• _Written instruction_:
Write out every entry exactly as given, but omit the pictures.

• _Input for this task_:
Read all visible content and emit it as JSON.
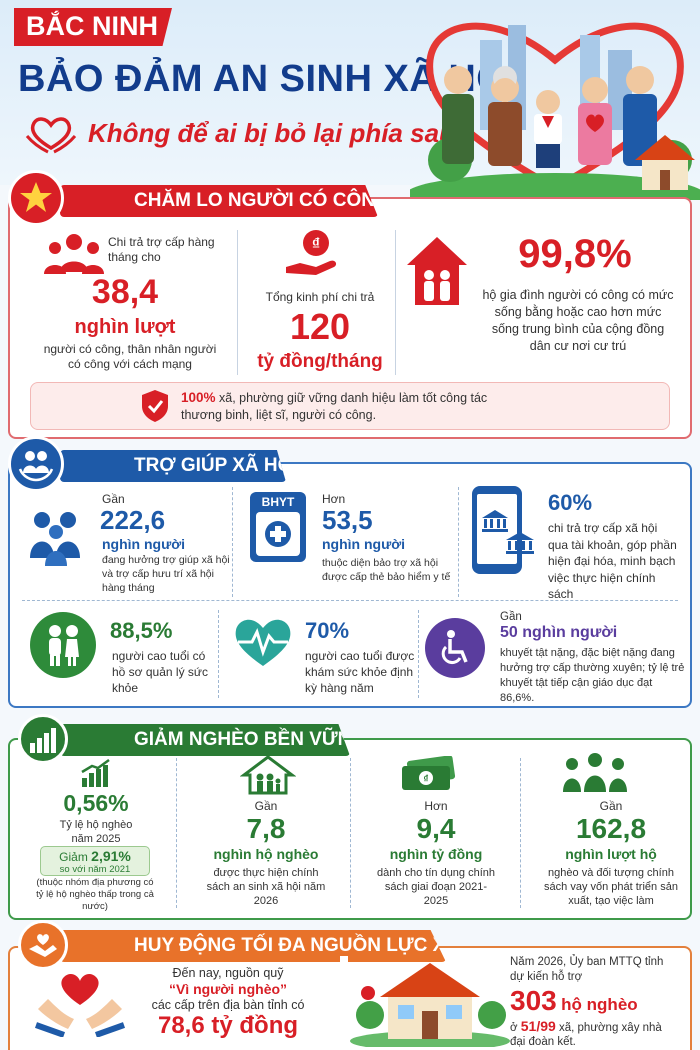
{
  "header": {
    "province": "BẮC NINH",
    "title": "BẢO ĐẢM AN SINH XÃ HỘI",
    "subtitle": "Không để ai bị bỏ lại phía sau"
  },
  "section1": {
    "title": "CHĂM LO NGƯỜI CÓ CÔNG",
    "col1": {
      "lead": "Chi trả trợ cấp hàng tháng cho",
      "value": "38,4",
      "unit": "nghìn lượt",
      "desc": "người có công, thân nhân người có công với cách mạng"
    },
    "col2": {
      "lead": "Tổng kinh phí chi trả",
      "value": "120",
      "unit": "tỷ đồng/tháng"
    },
    "col3": {
      "value": "99,8%",
      "desc": "hộ gia đình người có công có mức sống bằng hoặc cao hơn mức sống trung bình của cộng đồng dân cư nơi cư trú"
    },
    "note_value": "100%",
    "note_text": " xã, phường  giữ vững danh hiệu làm tốt công tác thương binh, liệt sĩ, người có công."
  },
  "section2": {
    "title": "TRỢ GIÚP XÃ HỘI",
    "bhyt_label": "BHYT",
    "item1": {
      "prefix": "Gần",
      "value": "222,6",
      "unit": "nghìn người",
      "desc": "đang hưởng trợ giúp xã hội và trợ cấp hưu trí xã hội hàng tháng"
    },
    "item2": {
      "prefix": "Hơn",
      "value": "53,5",
      "unit": "nghìn người",
      "desc": "thuộc diện bảo trợ xã hội được cấp thẻ bảo hiểm y tế"
    },
    "item3": {
      "value": "60%",
      "desc": "chi trả trợ cấp xã hội qua tài khoản, góp phần hiện đại hóa, minh bạch việc thực hiện chính sách"
    },
    "item4": {
      "value": "88,5%",
      "desc": "người cao tuổi có hồ sơ quản lý sức khỏe"
    },
    "item5": {
      "value": "70%",
      "desc": "người cao tuổi được khám sức khỏe định kỳ hàng năm"
    },
    "item6": {
      "prefix": "Gần",
      "value": "50 nghìn người",
      "desc": "khuyết tật nặng, đặc biệt nặng đang hưởng trợ cấp thường xuyên; tỷ lệ trẻ khuyết tật tiếp cận giáo dục đạt 86,6%."
    }
  },
  "section3": {
    "title": "GIẢM NGHÈO BỀN VỮNG",
    "item1": {
      "value": "0,56%",
      "desc": "Tỷ lệ hộ nghèo năm 2025",
      "badge_lead": "Giảm ",
      "badge_value": "2,91%",
      "badge_sub": "so với năm 2021",
      "note": "(thuộc nhóm địa phương có tỷ lệ hộ nghèo thấp trong cả nước)"
    },
    "item2": {
      "prefix": "Gần",
      "value": "7,8",
      "unit": "nghìn hộ nghèo",
      "desc": "được thực hiện chính sách an sinh xã hội năm 2026"
    },
    "item3": {
      "prefix": "Hơn",
      "value": "9,4",
      "unit": "nghìn tỷ đồng",
      "desc": "dành cho tín dụng chính sách giai đoạn 2021-2025"
    },
    "item4": {
      "prefix": "Gần",
      "value": "162,8",
      "unit": "nghìn lượt hộ",
      "desc": "nghèo và đối tượng chính sách vay vốn phát triển sản xuất, tạo việc làm"
    }
  },
  "section4": {
    "title": "HUY ĐỘNG TỐI ĐA NGUỒN LỰC XÃ HỘI",
    "fund_lead": "Đến nay, nguồn quỹ",
    "fund_name": "“Vì người nghèo”",
    "fund_text": "các cấp trên địa bàn tỉnh có",
    "fund_value": "78,6 tỷ đồng",
    "house_lead": "Năm 2026, Ủy ban MTTQ tỉnh dự kiến hỗ trợ",
    "house_value": "303",
    "house_unit": "hộ nghèo",
    "house_prefix": "ở ",
    "house_ratio": "51/99",
    "house_text": " xã, phường xây nhà đại đoàn kết."
  },
  "colors": {
    "red": "#d81f26",
    "navy": "#123c8c",
    "blue": "#1e5aa8",
    "green": "#2a7b34"
  }
}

• _Exercise output_:
Read all visible content and emit it as JSON.
{
  "header": {
    "province": "BẮC NINH",
    "title": "BẢO ĐẢM AN SINH XÃ HỘI",
    "subtitle": "Không để ai bị bỏ lại phía sau"
  },
  "section1": {
    "title": "CHĂM LO NGƯỜI CÓ CÔNG",
    "col1": {
      "lead": "Chi trả trợ cấp hàng tháng cho",
      "value": "38,4",
      "unit": "nghìn lượt",
      "desc": "người có công, thân nhân người có công với cách mạng"
    },
    "col2": {
      "lead": "Tổng kinh phí chi trả",
      "value": "120",
      "unit": "tỷ đồng/tháng"
    },
    "col3": {
      "value": "99,8%",
      "desc": "hộ gia đình người có công có mức sống bằng hoặc cao hơn mức sống trung bình của cộng đồng dân cư nơi cư trú"
    },
    "note_value": "100%",
    "note_text": " xã, phường  giữ vững danh hiệu làm tốt công tác thương binh, liệt sĩ, người có công."
  },
  "section2": {
    "title": "TRỢ GIÚP XÃ HỘI",
    "bhyt_label": "BHYT",
    "item1": {
      "prefix": "Gần",
      "value": "222,6",
      "unit": "nghìn người",
      "desc": "đang hưởng trợ giúp xã hội và trợ cấp hưu trí xã hội hàng tháng"
    },
    "item2": {
      "prefix": "Hơn",
      "value": "53,5",
      "unit": "nghìn người",
      "desc": "thuộc diện bảo trợ xã hội được cấp thẻ bảo hiểm y tế"
    },
    "item3": {
      "value": "60%",
      "desc": "chi trả trợ cấp xã hội qua tài khoản, góp phần hiện đại hóa, minh bạch việc thực hiện chính sách"
    },
    "item4": {
      "value": "88,5%",
      "desc": "người cao tuổi có hồ sơ quản lý sức khỏe"
    },
    "item5": {
      "value": "70%",
      "desc": "người cao tuổi được khám sức khỏe định kỳ hàng năm"
    },
    "item6": {
      "prefix": "Gần",
      "value": "50 nghìn người",
      "desc": "khuyết tật nặng, đặc biệt nặng đang hưởng trợ cấp thường xuyên; tỷ lệ trẻ khuyết tật tiếp cận giáo dục đạt 86,6%."
    }
  },
  "section3": {
    "title": "GIẢM NGHÈO BỀN VỮNG",
    "item1": {
      "value": "0,56%",
      "desc": "Tỷ lệ hộ nghèo năm 2025",
      "badge_lead": "Giảm ",
      "badge_value": "2,91%",
      "badge_sub": "so với năm 2021",
      "note": "(thuộc nhóm địa phương có tỷ lệ hộ nghèo thấp trong cả nước)"
    },
    "item2": {
      "prefix": "Gần",
      "value": "7,8",
      "unit": "nghìn hộ nghèo",
      "desc": "được thực hiện chính sách an sinh xã hội năm 2026"
    },
    "item3": {
      "prefix": "Hơn",
      "value": "9,4",
      "unit": "nghìn tỷ đồng",
      "desc": "dành cho tín dụng chính sách giai đoạn 2021-2025"
    },
    "item4": {
      "prefix": "Gần",
      "value": "162,8",
      "unit": "nghìn lượt hộ",
      "desc": "nghèo và đối tượng chính sách vay vốn phát triển sản xuất, tạo việc làm"
    }
  },
  "section4": {
    "title": "HUY ĐỘNG TỐI ĐA NGUỒN LỰC XÃ HỘI",
    "fund_lead": "Đến nay, nguồn quỹ",
    "fund_name": "“Vì người nghèo”",
    "fund_text": "các cấp trên địa bàn tỉnh có",
    "fund_value": "78,6 tỷ đồng",
    "house_lead": "Năm 2026, Ủy ban MTTQ tỉnh dự kiến hỗ trợ",
    "house_value": "303",
    "house_unit": "hộ nghèo",
    "house_prefix": "ở ",
    "house_ratio": "51/99",
    "house_text": " xã, phường xây nhà đại đoàn kết."
  },
  "colors": {
    "red": "#d81f26",
    "navy": "#123c8c",
    "blue": "#1e5aa8",
    "green": "#2a7b34"
  }
}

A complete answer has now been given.